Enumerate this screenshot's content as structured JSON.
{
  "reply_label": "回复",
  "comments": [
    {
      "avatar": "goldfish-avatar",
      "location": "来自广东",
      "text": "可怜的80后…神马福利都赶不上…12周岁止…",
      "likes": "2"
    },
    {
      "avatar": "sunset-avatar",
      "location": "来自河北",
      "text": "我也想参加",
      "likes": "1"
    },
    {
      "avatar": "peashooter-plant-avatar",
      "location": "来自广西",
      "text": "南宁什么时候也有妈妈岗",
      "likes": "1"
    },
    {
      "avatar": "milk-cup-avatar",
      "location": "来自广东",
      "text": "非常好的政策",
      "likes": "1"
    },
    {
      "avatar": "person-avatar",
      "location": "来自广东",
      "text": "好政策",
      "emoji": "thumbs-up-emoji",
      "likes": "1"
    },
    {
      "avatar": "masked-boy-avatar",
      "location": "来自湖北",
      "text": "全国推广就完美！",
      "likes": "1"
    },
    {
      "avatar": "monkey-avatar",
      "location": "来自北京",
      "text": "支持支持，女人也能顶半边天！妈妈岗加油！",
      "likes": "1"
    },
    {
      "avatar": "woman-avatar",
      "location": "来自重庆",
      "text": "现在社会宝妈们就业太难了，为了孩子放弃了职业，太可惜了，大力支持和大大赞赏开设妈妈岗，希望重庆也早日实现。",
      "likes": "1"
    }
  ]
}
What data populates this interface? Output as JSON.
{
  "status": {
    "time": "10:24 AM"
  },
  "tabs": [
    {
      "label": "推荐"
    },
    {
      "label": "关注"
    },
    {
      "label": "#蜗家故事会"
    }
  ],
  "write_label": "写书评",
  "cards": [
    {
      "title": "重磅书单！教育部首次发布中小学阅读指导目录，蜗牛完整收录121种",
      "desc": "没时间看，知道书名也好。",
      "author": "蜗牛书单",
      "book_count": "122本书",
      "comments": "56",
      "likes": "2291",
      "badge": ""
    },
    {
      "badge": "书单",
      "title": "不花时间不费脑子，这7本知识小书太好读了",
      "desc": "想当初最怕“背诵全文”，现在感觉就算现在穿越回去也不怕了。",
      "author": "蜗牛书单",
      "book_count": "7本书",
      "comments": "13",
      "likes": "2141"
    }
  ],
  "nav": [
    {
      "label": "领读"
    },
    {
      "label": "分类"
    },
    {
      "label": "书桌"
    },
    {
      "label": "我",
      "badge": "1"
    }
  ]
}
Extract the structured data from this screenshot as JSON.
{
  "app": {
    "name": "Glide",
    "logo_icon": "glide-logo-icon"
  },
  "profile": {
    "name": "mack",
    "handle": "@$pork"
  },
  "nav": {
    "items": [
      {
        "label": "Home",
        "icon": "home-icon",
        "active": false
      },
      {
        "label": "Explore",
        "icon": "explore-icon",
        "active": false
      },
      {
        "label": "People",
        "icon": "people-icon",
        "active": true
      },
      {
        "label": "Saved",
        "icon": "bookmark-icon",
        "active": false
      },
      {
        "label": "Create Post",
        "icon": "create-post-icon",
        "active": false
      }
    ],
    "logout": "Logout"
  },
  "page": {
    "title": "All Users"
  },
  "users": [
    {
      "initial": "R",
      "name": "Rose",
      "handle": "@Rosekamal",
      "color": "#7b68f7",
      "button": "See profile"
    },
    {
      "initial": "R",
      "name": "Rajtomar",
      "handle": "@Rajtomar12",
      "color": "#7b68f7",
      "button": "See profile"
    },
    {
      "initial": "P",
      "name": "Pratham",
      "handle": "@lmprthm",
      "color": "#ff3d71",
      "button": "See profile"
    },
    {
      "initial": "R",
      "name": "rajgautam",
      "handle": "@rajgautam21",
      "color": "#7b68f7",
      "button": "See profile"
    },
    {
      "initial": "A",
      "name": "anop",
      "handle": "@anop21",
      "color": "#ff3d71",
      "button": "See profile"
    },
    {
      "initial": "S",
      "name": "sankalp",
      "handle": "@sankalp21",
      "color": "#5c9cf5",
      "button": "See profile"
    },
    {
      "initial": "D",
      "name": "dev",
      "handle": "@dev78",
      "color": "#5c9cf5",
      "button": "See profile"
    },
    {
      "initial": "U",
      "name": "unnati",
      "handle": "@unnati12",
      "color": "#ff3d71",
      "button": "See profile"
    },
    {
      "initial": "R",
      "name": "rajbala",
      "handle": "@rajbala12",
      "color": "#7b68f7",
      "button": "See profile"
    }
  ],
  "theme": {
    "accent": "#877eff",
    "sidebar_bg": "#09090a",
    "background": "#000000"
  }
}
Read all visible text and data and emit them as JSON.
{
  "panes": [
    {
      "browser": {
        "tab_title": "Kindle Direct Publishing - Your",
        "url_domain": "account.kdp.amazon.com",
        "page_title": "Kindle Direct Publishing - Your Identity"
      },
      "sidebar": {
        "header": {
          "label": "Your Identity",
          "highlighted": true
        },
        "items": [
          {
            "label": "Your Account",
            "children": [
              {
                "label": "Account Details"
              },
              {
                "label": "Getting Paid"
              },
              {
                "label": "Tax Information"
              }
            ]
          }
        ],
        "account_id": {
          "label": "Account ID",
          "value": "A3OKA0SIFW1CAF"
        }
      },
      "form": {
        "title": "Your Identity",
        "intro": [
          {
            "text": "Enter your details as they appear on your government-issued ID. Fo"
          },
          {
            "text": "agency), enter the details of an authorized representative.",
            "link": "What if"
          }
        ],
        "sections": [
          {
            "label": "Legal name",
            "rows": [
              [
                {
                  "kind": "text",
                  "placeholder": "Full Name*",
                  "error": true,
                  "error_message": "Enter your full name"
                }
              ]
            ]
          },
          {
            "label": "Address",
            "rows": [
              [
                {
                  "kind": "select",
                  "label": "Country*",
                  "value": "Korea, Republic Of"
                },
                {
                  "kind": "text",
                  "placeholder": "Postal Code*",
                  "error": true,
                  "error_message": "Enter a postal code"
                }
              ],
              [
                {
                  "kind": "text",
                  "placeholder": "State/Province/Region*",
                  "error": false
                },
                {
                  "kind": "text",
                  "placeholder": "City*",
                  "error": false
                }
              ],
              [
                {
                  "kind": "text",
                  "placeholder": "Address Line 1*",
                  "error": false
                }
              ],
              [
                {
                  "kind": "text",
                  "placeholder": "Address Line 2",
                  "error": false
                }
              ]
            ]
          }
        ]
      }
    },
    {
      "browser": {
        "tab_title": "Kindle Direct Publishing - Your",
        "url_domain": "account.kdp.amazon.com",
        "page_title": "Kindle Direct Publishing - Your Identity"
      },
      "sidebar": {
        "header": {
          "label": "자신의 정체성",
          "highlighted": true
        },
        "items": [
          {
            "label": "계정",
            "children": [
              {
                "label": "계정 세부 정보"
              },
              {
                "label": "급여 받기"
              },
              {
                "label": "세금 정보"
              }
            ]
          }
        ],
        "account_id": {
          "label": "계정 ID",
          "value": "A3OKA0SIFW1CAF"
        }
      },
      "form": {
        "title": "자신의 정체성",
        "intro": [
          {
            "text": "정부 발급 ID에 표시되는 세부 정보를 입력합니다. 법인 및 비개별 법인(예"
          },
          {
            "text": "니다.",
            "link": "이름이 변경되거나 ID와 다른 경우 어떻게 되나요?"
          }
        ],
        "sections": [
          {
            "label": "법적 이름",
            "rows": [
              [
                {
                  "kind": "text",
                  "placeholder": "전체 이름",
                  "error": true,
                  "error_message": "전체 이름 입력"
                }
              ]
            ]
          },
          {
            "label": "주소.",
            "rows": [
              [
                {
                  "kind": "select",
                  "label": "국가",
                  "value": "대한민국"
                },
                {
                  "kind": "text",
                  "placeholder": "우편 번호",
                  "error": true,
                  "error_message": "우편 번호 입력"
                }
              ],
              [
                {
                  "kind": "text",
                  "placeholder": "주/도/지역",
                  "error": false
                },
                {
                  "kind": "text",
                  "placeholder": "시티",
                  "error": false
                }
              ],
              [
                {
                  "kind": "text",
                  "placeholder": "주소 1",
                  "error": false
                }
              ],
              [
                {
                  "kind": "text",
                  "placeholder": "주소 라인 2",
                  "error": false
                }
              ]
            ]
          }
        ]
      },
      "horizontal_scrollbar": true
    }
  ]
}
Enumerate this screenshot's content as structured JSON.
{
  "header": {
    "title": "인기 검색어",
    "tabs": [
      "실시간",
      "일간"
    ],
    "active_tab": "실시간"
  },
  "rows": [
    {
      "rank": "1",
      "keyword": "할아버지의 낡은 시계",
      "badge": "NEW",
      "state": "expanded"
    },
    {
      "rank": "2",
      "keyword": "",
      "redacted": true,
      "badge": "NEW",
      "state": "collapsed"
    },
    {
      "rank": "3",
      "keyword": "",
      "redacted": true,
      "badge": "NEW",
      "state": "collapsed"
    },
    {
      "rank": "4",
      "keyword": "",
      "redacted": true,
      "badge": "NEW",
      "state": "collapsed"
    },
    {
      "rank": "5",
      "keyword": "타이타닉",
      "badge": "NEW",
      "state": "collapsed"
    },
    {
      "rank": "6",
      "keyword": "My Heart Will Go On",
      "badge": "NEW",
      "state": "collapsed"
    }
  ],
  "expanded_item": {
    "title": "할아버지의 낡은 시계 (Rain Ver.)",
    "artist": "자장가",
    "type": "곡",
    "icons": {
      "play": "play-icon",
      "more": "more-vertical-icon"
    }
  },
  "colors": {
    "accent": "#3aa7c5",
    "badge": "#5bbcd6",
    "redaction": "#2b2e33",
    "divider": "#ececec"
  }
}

**********

* What is being asked: Copy out each line of the data where the string "this" appears.

* Complete answer:
Enumerate this screenshot's content as structured JSON.
What data populates this interface? Output as JSON.
Extract the structured data from this screenshot as JSON.
Enumerate this screenshot's content as structured JSON.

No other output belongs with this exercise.